**Task brief**
Filter this material down to the lines that hold "ἀναβρύει", copying each one.

**Given records**
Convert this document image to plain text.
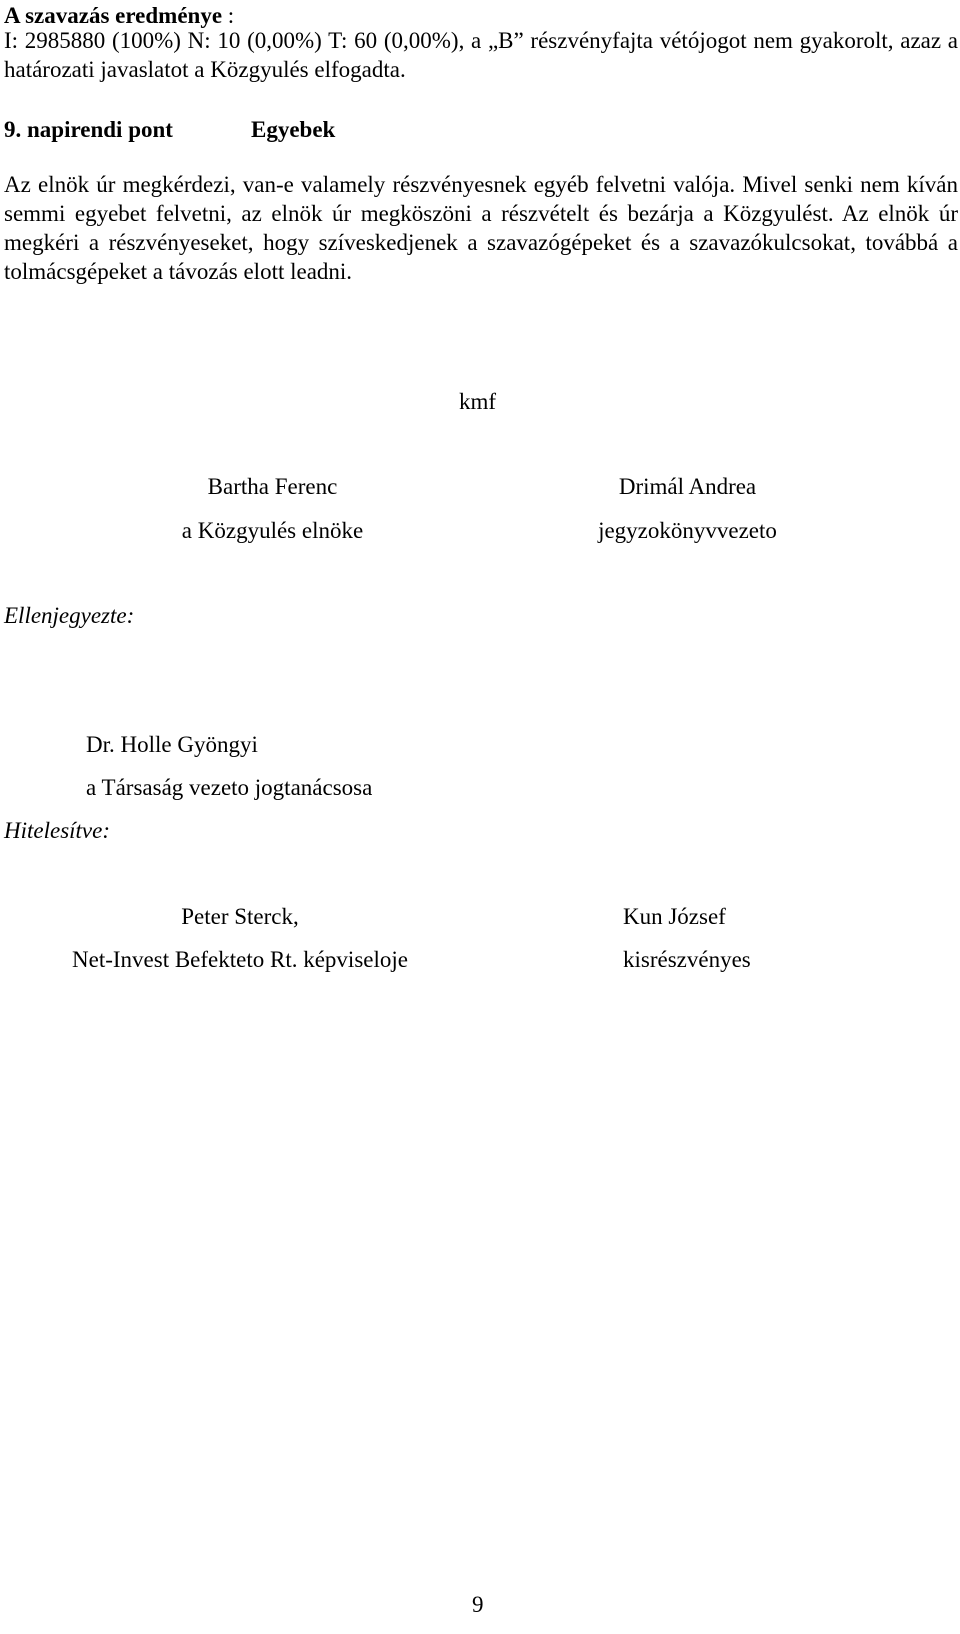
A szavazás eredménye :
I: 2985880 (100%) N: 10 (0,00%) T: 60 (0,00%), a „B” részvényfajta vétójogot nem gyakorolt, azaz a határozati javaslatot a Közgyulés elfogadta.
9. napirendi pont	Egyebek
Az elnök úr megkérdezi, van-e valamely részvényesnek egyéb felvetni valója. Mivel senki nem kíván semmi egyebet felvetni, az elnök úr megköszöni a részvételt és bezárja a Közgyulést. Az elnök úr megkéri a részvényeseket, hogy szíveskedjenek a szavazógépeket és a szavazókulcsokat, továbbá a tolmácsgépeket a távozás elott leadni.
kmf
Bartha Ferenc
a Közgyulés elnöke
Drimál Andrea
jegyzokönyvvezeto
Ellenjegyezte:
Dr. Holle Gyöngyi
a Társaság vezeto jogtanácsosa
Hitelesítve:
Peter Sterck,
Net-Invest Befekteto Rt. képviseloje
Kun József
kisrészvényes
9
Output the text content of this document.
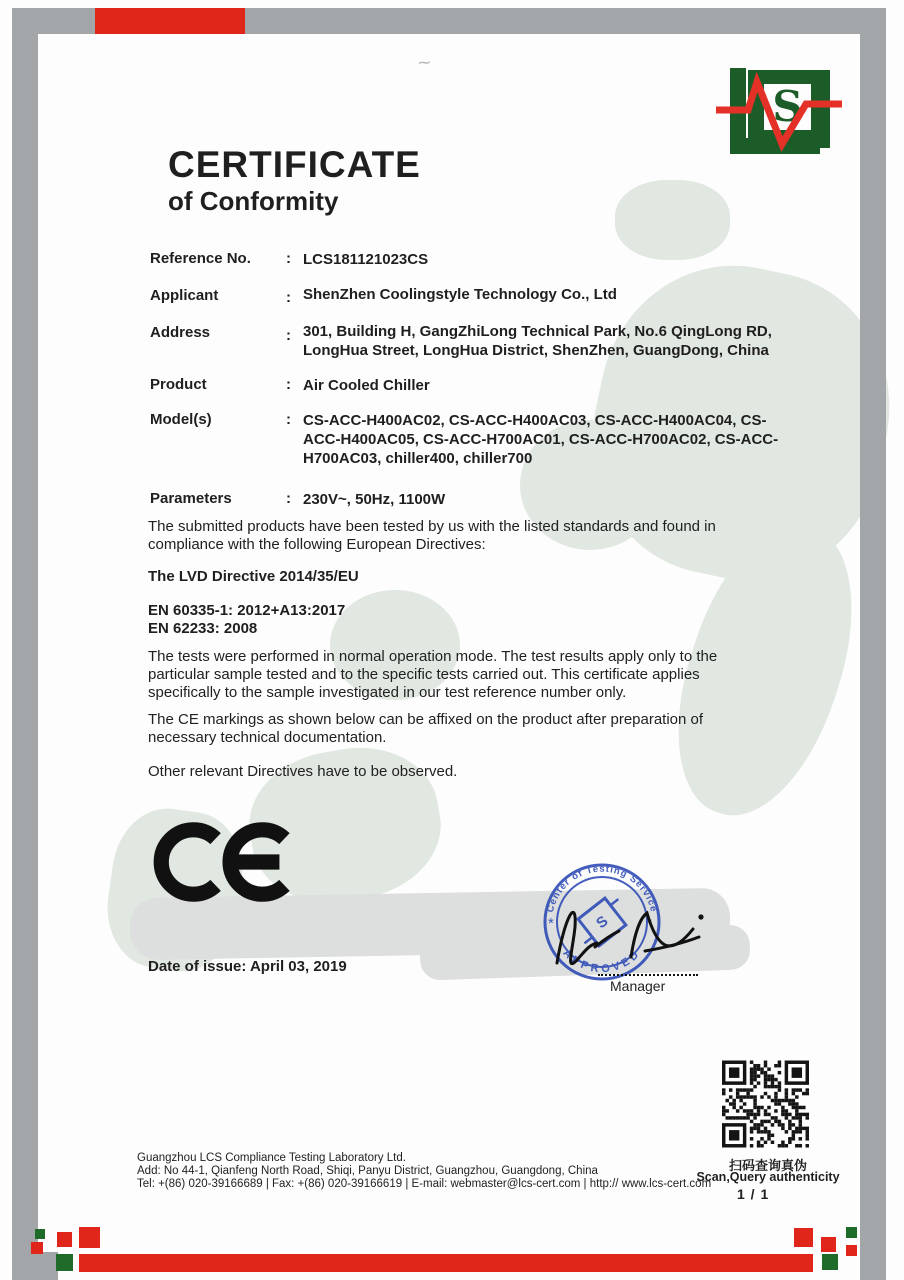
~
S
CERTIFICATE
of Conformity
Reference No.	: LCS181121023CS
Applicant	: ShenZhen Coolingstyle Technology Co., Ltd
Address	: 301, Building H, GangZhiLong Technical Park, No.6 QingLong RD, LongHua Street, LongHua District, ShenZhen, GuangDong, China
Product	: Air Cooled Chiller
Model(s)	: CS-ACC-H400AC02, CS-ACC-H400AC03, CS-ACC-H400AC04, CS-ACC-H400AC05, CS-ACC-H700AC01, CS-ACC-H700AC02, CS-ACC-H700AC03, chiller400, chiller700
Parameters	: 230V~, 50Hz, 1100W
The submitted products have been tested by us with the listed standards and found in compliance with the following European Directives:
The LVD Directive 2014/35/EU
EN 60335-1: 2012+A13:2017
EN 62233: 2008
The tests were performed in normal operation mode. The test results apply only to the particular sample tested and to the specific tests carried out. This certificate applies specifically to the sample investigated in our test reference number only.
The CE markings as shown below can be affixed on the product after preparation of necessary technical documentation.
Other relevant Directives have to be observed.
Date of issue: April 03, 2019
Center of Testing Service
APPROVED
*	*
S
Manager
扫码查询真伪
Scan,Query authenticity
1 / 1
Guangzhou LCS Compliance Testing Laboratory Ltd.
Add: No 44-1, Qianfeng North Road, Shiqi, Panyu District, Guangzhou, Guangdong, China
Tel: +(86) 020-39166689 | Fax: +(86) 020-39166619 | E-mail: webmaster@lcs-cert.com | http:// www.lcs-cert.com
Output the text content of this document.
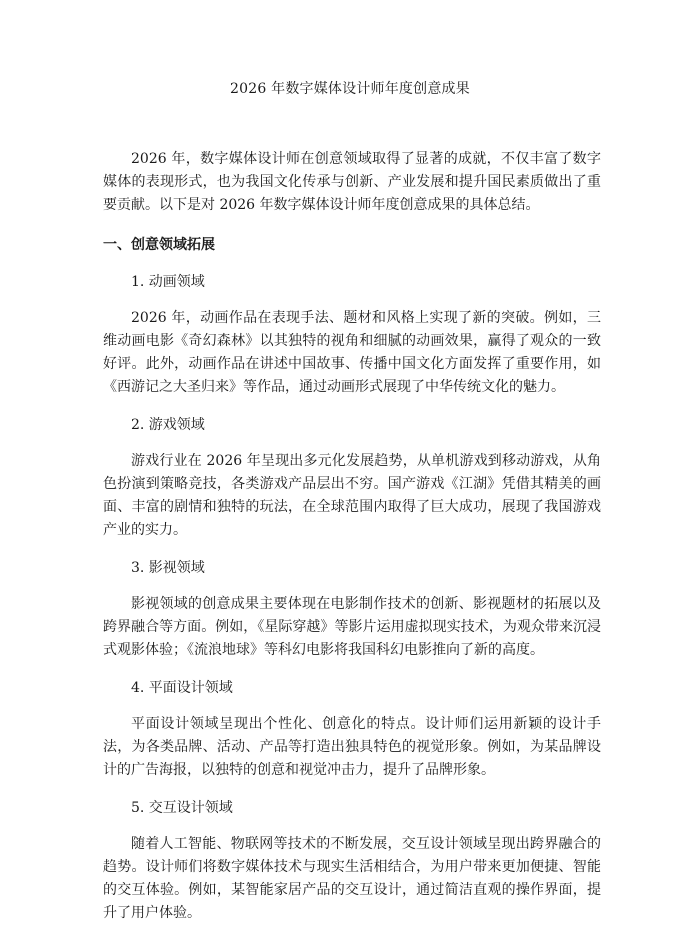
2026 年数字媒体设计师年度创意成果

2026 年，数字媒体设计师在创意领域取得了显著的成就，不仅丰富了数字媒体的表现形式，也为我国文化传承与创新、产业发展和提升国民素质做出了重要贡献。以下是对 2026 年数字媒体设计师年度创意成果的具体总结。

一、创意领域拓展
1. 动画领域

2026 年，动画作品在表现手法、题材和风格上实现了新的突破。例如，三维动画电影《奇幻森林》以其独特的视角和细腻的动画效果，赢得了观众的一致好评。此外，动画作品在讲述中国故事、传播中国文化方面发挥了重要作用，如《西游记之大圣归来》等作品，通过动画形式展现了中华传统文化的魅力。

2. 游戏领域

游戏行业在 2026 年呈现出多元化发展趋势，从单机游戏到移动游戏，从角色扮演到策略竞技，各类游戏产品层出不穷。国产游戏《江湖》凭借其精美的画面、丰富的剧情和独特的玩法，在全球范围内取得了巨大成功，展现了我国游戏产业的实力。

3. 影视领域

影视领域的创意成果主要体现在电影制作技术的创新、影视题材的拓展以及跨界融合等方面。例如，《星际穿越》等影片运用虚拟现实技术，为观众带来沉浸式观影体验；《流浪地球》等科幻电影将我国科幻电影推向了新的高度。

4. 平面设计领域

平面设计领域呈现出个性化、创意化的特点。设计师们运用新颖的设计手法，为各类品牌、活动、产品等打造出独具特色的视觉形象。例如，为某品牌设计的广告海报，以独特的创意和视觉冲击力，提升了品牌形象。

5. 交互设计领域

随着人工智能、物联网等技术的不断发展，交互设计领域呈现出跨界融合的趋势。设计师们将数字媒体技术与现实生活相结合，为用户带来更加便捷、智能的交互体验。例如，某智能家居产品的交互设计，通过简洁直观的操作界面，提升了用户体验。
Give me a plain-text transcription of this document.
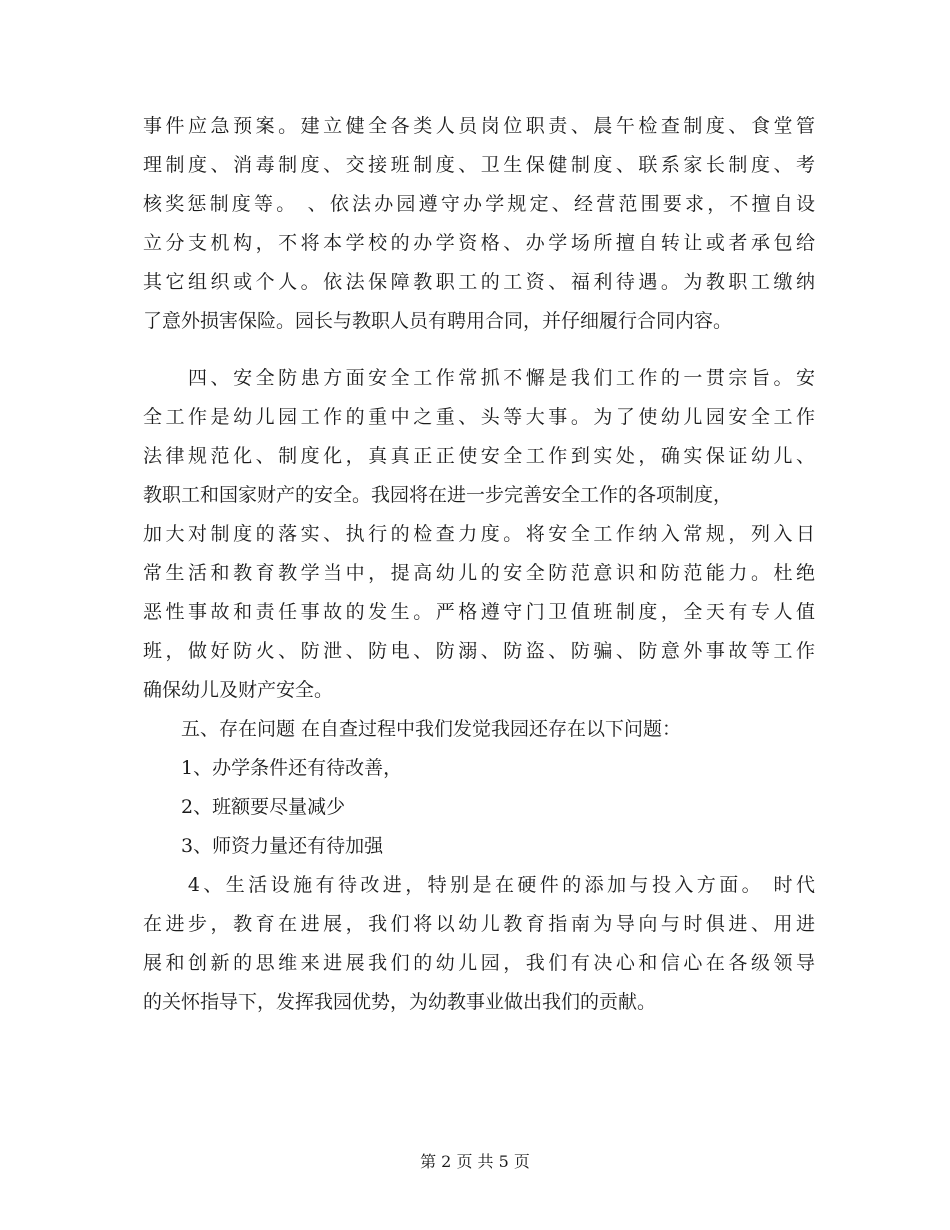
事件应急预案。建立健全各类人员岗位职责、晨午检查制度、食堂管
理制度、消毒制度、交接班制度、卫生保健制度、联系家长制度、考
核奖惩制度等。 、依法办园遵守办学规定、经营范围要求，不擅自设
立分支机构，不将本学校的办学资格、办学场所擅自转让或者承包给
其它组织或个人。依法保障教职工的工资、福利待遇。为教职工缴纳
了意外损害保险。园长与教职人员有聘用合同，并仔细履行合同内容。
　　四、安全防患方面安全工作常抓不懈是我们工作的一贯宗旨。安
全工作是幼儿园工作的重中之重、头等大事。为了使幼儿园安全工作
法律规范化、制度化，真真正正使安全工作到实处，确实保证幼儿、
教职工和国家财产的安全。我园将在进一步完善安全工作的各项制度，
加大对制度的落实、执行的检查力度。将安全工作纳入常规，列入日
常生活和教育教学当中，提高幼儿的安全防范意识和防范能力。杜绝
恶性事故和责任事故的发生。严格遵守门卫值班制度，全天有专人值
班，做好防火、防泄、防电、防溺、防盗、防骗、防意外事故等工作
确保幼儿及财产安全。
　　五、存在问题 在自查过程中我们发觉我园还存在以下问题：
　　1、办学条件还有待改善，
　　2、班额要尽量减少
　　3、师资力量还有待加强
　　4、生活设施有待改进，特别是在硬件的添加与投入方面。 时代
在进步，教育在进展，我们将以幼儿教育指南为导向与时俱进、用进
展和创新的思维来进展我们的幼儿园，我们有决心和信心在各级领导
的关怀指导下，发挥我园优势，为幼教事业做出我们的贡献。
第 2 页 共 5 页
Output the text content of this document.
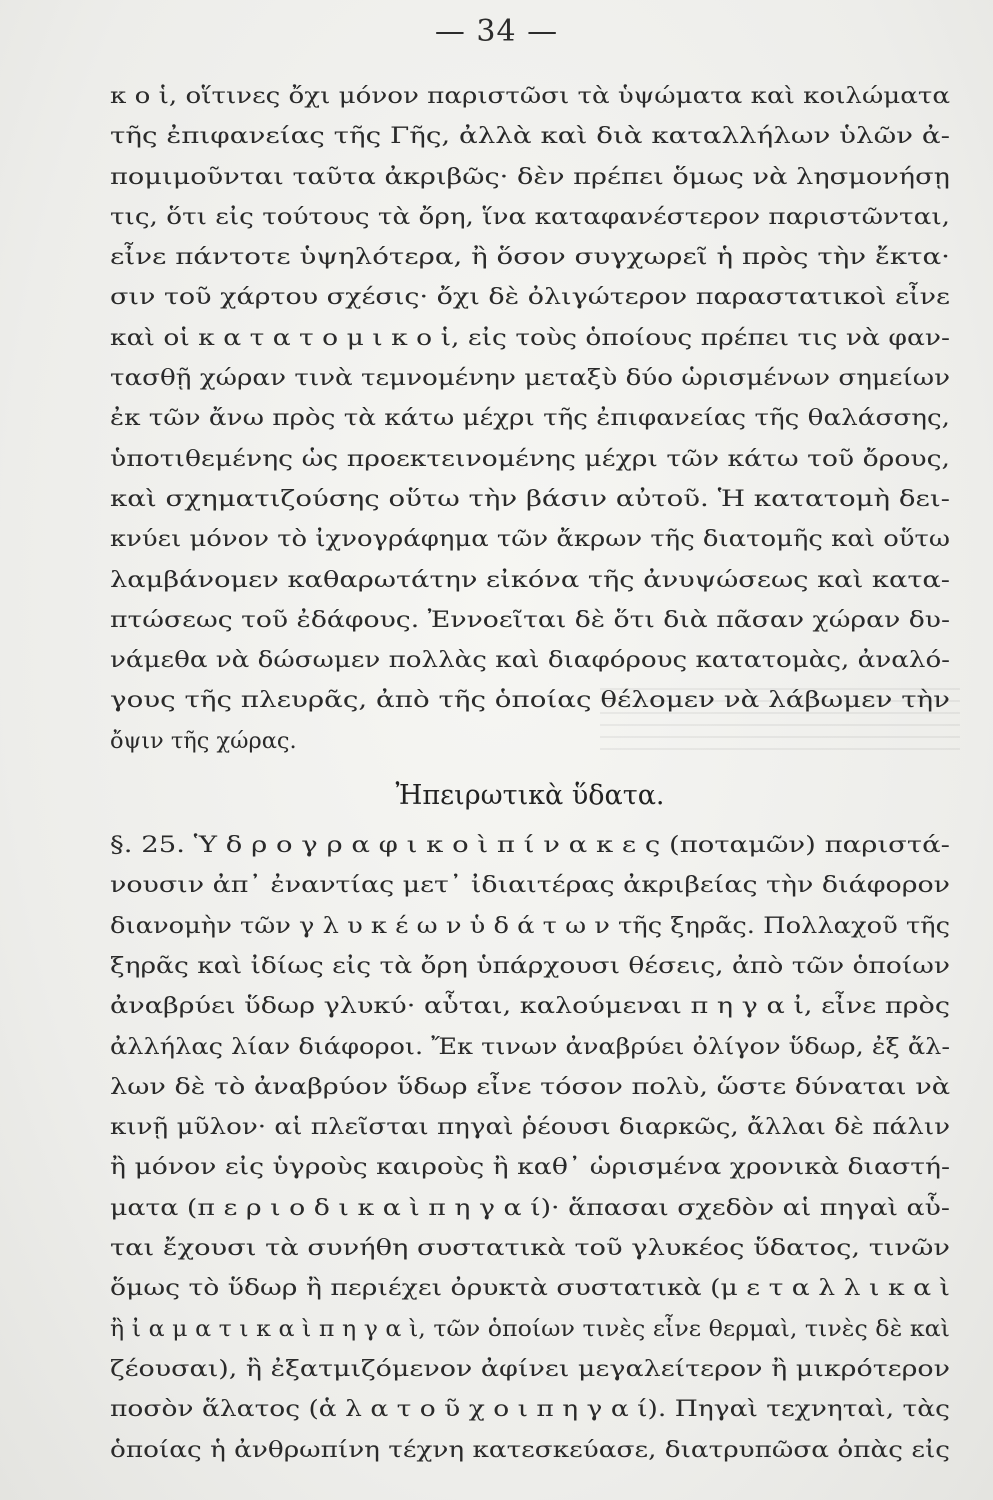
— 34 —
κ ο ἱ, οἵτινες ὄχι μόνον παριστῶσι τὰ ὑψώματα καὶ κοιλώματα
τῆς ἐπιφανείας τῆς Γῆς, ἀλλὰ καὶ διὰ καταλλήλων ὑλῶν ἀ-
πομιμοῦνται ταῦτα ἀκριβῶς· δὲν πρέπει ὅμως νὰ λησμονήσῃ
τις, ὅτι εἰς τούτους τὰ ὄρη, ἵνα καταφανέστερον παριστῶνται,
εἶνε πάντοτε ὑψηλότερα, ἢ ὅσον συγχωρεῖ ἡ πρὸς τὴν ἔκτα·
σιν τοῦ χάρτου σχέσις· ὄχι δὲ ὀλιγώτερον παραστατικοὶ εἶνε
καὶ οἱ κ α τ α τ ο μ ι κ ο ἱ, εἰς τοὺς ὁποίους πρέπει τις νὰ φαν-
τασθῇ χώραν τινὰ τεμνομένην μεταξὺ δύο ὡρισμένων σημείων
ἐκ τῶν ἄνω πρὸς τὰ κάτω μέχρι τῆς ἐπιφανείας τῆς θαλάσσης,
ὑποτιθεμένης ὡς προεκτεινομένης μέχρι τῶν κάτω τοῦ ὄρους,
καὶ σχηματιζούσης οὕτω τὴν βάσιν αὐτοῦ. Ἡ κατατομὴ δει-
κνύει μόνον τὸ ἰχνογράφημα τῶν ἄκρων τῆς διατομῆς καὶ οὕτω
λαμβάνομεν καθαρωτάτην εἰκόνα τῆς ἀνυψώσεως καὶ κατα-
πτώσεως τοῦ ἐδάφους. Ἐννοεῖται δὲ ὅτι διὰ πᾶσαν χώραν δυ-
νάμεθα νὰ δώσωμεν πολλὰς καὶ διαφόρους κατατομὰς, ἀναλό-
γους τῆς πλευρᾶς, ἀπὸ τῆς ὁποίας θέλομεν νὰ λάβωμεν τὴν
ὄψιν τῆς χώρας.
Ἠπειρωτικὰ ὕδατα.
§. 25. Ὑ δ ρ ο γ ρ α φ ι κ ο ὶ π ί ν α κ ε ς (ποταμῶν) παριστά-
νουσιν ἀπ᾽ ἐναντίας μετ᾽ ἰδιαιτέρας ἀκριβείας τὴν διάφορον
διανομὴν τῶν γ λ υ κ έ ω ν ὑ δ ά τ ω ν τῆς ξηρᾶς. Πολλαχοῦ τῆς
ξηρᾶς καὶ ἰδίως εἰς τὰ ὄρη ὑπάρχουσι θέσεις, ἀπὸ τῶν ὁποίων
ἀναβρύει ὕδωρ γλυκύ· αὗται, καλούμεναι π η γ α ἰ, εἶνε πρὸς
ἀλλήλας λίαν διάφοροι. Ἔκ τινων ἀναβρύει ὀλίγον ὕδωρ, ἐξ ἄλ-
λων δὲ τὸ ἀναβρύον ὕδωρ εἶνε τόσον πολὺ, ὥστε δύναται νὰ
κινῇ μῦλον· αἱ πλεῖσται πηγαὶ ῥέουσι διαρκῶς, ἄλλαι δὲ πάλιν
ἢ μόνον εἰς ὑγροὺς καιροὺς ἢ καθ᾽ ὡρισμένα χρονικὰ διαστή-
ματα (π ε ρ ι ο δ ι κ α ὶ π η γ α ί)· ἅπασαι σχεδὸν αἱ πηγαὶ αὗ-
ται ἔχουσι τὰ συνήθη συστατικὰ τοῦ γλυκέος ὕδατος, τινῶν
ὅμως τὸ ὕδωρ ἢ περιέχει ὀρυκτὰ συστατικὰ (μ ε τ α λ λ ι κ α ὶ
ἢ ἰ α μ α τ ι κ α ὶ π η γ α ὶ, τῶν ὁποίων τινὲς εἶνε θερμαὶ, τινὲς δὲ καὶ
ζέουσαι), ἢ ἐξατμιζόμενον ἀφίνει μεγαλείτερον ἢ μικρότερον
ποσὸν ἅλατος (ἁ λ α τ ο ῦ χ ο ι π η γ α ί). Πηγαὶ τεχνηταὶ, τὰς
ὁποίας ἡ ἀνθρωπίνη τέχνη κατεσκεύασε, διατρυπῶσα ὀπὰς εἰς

**Response to this exercise**
ἀναβρύει ὕδωρ γλυκύ· αὗται, καλούμεναι π η γ α ἰ, εἶνε πρὸς
ἀλλήλας λίαν διάφοροι. Ἔκ τινων ἀναβρύει ὀλίγον ὕδωρ, ἐξ ἄλ-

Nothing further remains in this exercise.